■ Exercise details
Using the records that follow, copy every line containing the word "title".

■ Given information
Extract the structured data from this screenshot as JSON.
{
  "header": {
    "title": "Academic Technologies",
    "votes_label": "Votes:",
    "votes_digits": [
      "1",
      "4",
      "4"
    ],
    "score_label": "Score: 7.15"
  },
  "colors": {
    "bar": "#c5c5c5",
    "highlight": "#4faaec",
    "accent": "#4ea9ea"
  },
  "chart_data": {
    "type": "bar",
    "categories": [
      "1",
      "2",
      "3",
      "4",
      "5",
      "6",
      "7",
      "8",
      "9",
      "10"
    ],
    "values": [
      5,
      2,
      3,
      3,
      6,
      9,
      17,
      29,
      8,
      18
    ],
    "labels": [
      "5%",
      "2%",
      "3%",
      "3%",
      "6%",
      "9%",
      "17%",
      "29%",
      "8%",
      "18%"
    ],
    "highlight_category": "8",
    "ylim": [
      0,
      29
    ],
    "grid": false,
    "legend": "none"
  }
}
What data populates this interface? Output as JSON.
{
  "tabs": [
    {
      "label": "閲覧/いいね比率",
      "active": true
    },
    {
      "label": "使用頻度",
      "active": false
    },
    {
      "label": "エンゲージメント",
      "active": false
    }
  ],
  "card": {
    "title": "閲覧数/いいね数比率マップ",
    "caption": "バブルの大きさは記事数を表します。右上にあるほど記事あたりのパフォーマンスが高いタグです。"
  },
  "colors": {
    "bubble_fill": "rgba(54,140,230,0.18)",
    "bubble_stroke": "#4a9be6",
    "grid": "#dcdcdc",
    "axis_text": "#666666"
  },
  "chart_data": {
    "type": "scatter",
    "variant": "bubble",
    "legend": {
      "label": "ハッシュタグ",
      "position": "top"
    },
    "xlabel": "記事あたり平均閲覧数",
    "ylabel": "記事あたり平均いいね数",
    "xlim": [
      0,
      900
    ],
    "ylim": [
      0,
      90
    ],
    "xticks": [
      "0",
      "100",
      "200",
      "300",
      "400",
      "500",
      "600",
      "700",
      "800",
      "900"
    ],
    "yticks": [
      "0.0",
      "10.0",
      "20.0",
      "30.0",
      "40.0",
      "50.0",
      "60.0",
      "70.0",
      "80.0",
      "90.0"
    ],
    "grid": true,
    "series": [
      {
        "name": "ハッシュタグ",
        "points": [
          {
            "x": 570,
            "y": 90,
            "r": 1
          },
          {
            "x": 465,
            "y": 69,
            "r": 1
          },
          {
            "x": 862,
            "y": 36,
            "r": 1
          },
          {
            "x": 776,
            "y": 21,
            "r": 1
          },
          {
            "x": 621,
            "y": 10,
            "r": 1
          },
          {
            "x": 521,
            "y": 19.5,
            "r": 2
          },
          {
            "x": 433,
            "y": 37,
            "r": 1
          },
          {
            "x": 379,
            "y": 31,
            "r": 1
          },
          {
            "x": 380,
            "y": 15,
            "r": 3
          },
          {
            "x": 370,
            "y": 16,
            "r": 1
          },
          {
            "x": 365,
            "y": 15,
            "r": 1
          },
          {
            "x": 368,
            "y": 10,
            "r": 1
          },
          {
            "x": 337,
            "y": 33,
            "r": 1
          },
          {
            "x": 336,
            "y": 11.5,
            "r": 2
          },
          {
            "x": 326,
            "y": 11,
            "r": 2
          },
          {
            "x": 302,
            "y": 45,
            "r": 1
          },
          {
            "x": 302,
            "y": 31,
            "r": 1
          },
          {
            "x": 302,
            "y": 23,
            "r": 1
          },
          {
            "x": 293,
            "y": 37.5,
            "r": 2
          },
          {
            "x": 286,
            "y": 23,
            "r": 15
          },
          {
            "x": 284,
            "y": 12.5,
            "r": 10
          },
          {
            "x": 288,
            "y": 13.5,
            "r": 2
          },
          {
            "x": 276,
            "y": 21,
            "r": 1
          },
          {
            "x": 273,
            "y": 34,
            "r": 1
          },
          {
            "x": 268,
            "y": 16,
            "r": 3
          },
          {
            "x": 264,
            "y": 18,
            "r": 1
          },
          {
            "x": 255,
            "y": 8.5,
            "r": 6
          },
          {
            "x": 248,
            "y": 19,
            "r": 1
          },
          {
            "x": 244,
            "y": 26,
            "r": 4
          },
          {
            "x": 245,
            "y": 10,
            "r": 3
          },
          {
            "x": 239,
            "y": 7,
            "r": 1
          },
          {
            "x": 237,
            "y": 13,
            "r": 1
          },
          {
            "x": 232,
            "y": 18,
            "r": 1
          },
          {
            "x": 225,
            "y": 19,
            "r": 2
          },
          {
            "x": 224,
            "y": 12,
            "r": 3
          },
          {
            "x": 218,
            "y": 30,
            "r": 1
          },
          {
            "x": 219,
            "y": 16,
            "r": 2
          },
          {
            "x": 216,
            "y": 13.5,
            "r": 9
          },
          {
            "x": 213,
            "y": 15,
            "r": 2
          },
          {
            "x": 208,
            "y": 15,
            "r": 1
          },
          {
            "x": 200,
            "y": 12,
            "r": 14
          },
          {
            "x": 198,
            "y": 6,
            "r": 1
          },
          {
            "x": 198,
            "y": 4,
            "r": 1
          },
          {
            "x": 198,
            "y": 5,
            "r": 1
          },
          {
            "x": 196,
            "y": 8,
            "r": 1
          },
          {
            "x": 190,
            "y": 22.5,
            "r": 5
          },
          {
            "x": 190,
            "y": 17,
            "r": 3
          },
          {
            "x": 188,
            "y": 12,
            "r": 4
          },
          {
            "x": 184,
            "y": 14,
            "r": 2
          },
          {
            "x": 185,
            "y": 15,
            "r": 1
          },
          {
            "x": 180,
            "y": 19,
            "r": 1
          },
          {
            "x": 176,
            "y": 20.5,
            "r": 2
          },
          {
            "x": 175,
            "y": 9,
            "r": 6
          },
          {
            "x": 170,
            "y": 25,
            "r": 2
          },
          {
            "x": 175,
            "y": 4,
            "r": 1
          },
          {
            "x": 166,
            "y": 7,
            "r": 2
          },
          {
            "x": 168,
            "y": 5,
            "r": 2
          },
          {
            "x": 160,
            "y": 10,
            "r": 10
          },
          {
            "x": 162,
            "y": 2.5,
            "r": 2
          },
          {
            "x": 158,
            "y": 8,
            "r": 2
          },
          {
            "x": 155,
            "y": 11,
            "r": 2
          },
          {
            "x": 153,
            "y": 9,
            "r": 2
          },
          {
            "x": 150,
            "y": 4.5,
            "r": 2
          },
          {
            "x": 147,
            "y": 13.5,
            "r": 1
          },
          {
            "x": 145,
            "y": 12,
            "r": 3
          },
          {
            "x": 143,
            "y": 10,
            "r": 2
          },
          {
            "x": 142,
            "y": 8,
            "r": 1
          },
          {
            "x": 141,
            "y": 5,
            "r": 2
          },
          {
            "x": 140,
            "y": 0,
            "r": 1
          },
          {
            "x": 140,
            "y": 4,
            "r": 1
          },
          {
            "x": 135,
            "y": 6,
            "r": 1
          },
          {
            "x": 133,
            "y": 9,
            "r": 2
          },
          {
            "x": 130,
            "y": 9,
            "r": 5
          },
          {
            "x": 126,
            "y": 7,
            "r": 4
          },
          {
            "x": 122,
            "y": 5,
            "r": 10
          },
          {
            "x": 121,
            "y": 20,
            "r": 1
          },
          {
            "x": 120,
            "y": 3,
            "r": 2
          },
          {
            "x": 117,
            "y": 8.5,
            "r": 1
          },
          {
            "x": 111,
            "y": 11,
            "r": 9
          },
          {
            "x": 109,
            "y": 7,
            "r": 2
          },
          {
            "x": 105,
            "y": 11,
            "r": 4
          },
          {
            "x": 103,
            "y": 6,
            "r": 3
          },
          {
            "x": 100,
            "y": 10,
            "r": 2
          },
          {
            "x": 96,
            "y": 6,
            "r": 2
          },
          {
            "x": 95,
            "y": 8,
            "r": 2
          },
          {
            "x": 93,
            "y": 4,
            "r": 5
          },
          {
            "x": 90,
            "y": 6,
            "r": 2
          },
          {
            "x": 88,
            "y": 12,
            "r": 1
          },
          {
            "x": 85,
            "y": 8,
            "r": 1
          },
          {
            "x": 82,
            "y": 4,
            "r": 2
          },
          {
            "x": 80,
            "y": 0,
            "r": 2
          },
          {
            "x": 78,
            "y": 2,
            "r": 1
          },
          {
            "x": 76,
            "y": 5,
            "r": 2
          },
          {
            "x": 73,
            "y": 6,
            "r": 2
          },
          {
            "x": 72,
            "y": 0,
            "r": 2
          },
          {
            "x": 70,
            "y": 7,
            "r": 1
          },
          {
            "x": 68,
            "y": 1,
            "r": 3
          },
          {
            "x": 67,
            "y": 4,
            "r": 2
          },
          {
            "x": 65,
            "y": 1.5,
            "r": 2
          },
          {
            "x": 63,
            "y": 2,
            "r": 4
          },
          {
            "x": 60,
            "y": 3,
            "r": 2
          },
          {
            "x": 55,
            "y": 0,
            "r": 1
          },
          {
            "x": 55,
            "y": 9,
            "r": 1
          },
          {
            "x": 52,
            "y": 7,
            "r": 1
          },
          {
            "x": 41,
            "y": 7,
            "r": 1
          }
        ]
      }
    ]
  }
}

■ Finished exercise
    "title": "Academic Technologies",
    "title": "閲覧数/いいね数比率マップ",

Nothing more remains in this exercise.